## What is needed
Pictures should be excluded; otherwise, copy every entry exactly.

____________________

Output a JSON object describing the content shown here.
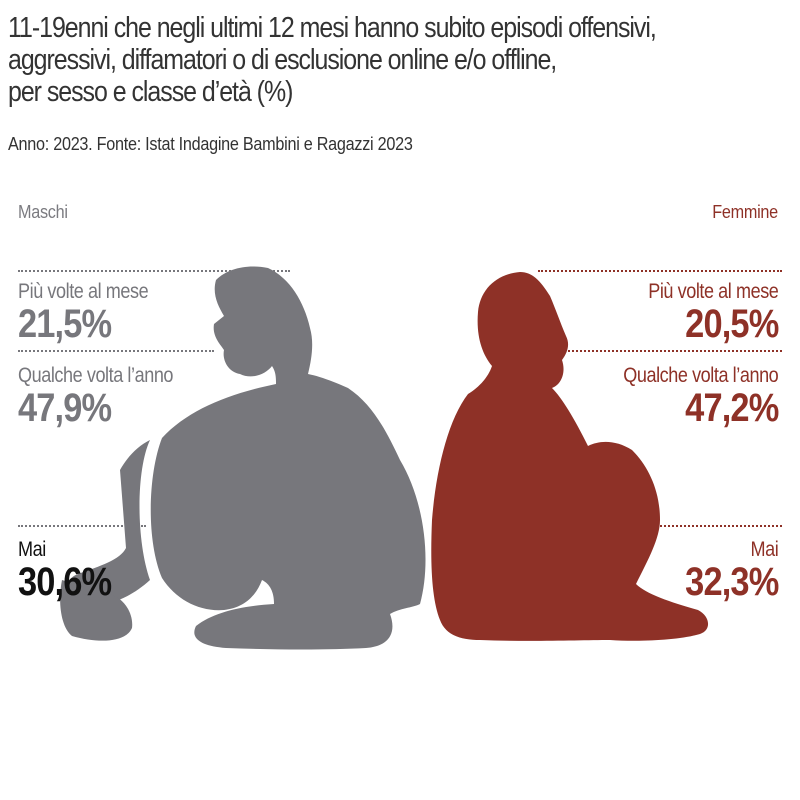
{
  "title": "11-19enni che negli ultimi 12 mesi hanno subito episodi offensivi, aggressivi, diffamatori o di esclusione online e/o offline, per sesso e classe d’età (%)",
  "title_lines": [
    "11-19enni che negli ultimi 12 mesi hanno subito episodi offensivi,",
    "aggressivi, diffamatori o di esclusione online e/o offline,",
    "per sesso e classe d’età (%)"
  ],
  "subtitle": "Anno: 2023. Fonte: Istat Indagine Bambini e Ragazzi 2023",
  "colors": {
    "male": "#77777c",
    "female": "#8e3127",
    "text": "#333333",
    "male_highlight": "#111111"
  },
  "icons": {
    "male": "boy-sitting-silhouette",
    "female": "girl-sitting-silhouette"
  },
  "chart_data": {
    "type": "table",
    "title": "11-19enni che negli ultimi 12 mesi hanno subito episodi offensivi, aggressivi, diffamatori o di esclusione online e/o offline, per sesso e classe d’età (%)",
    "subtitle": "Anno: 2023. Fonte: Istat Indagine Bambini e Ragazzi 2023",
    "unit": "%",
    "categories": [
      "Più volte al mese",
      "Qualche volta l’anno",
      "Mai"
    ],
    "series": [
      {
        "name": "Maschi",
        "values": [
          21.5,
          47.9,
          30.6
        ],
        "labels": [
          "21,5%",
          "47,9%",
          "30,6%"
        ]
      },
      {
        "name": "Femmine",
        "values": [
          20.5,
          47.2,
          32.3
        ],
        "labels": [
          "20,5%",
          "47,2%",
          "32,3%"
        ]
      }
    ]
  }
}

____________________

## Result for this task
Output a JSON object describing the content shown here.
{
  "title": "11-19enni che negli ultimi 12 mesi hanno subito episodi offensivi, aggressivi, diffamatori o di esclusione online e/o offline, per sesso e classe d’età (%)",
  "title_lines": [
    "11-19enni che negli ultimi 12 mesi hanno subito episodi offensivi,",
    "aggressivi, diffamatori o di esclusione online e/o offline,",
    "per sesso e classe d’età (%)"
  ],
  "subtitle": "Anno: 2023. Fonte: Istat Indagine Bambini e Ragazzi 2023",
  "colors": {
    "male": "#77777c",
    "female": "#8e3127",
    "text": "#333333",
    "male_highlight": "#111111"
  },
  "icons": {
    "male": "boy-sitting-silhouette",
    "female": "girl-sitting-silhouette"
  },
  "chart_data": {
    "type": "table",
    "title": "11-19enni che negli ultimi 12 mesi hanno subito episodi offensivi, aggressivi, diffamatori o di esclusione online e/o offline, per sesso e classe d’età (%)",
    "subtitle": "Anno: 2023. Fonte: Istat Indagine Bambini e Ragazzi 2023",
    "unit": "%",
    "categories": [
      "Più volte al mese",
      "Qualche volta l’anno",
      "Mai"
    ],
    "series": [
      {
        "name": "Maschi",
        "values": [
          21.5,
          47.9,
          30.6
        ],
        "labels": [
          "21,5%",
          "47,9%",
          "30,6%"
        ]
      },
      {
        "name": "Femmine",
        "values": [
          20.5,
          47.2,
          32.3
        ],
        "labels": [
          "20,5%",
          "47,2%",
          "32,3%"
        ]
      }
    ]
  }
}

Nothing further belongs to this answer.